§ **Available records**
☆ ☆ ☆
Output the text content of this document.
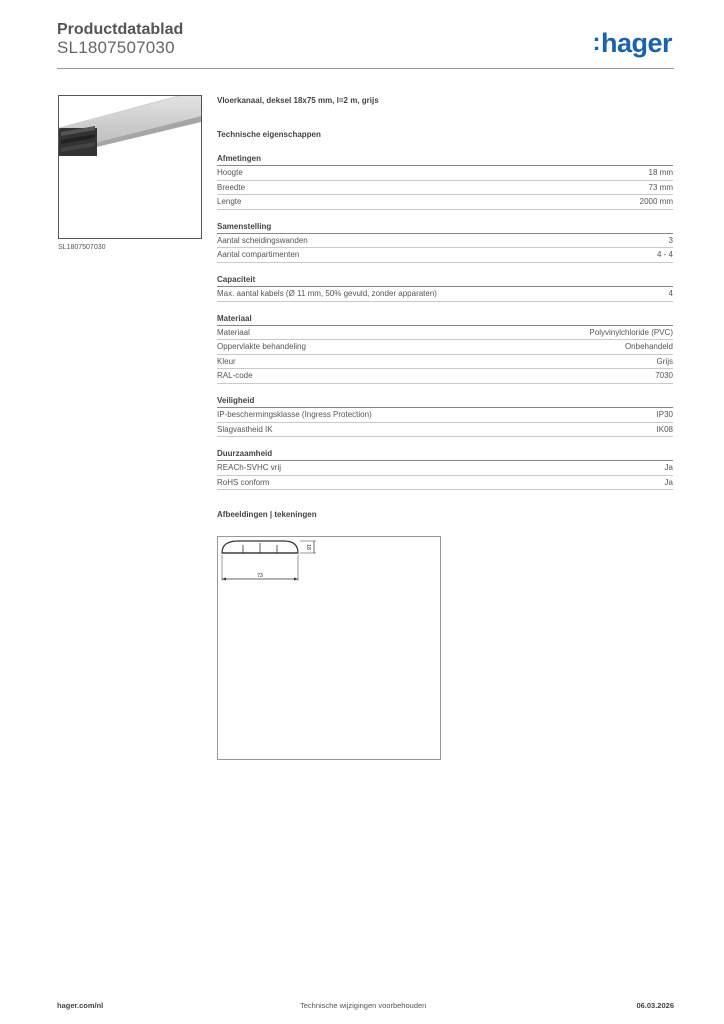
Productdatablad
SL1807507030	:hager
SL1807507030
Vloerkanaal, deksel 18x75 mm, l=2 m, grijs
Technische eigenschappen
Afmetingen
Hoogte	18 mm
Breedte	73 mm
Lengte	2000 mm
Samenstelling
Aantal scheidingswanden	3
Aantal compartimenten	4 - 4
Capaciteit
Max. aantal kabels (Ø 11 mm, 50% gevuld, zonder apparaten)	4
Materiaal
Materiaal	Polyvinylchloride (PVC)
Oppervlakte behandeling	Onbehandeld
Kleur	Grijs
RAL-code	7030
Veiligheid
IP-beschermingsklasse (Ingress Protection)	IP30
Slagvastheid IK	IK08
Duurzaamheid
REACh-SVHC vrij	Ja
RoHS conform	Ja
Afbeeldingen | tekeningen
73
18
hager.com/nl	Technische wijzigingen voorbehouden	06.03.2026
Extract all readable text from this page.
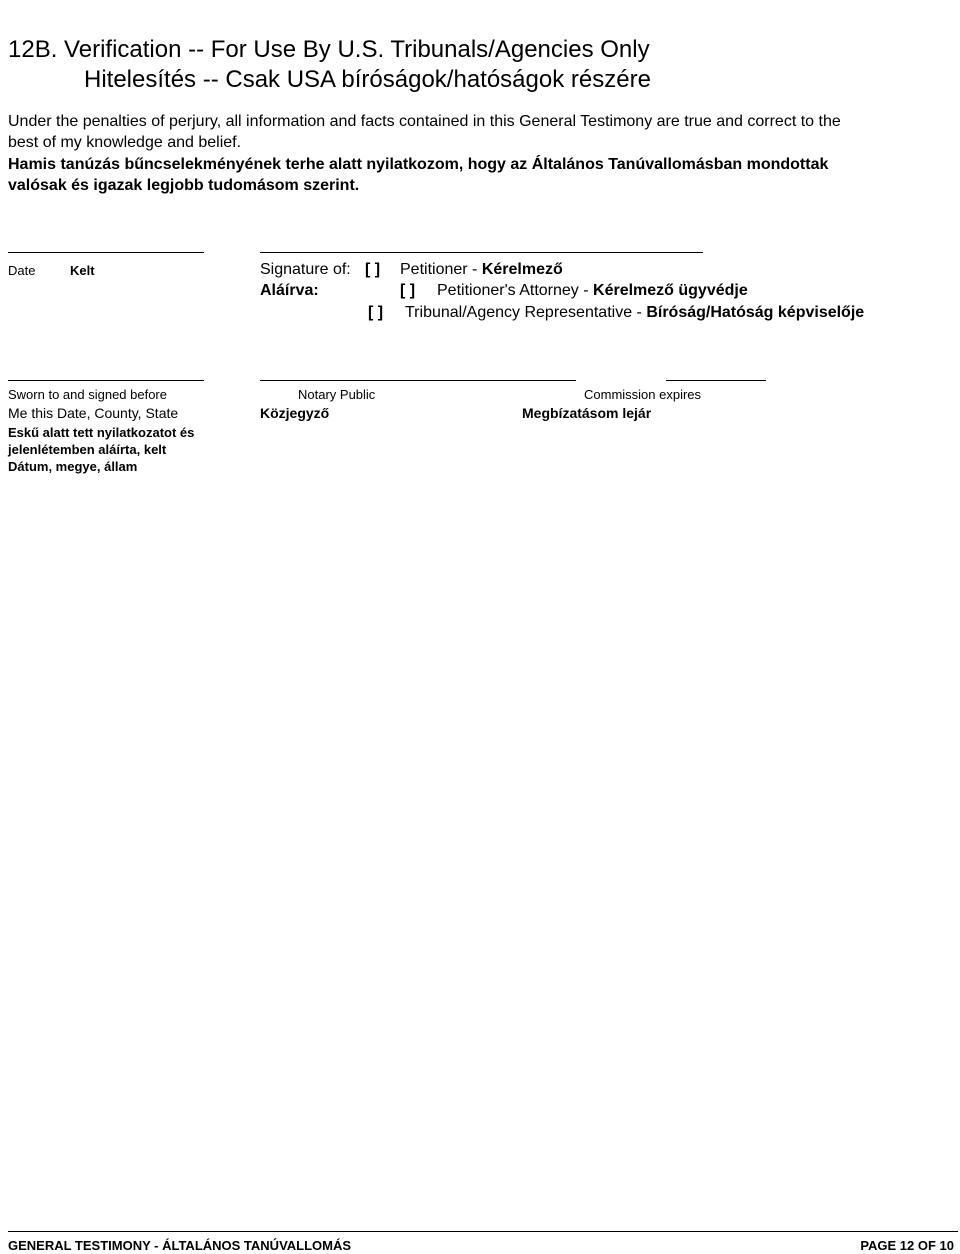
12B. Verification -- For Use By U.S. Tribunals/Agencies Only
Hitelesítés -- Csak USA bíróságok/hatóságok részére
Under the penalties of perjury, all information and facts contained in this General Testimony are true and correct to the
best of my knowledge and belief.
Hamis tanúzás bűncselekményének terhe alatt nyilatkozom, hogy az Általános Tanúvallomásban mondottak
valósak és igazak legjobb tudomásom szerint.
Date	Kelt	Signature of:
Aláírva:
[ ] Petitioner - Kérelmező
[ ] Petitioner's Attorney - Kérelmező ügyvédje
[ ] Tribunal/Agency Representative - Bíróság/Hatóság képviselője
Sworn to and signed before
Me this Date, County, State
Eskű alatt tett nyilatkozatot és
jelenlétemben aláírta, kelt
Dátum, megye, állam
Notary Public
Közjegyző
Commission expires
Megbízatásom lejár
GENERAL TESTIMONY - ÁLTALÁNOS TANÚVALLOMÁS	PAGE 12 OF 10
☆ ☆ ☆
§ **Your objective**
Check every line for "Date" and show the ones that have it.

§ **Solution for this task**
Date	Kelt	Signature of:
Me this Date, County, State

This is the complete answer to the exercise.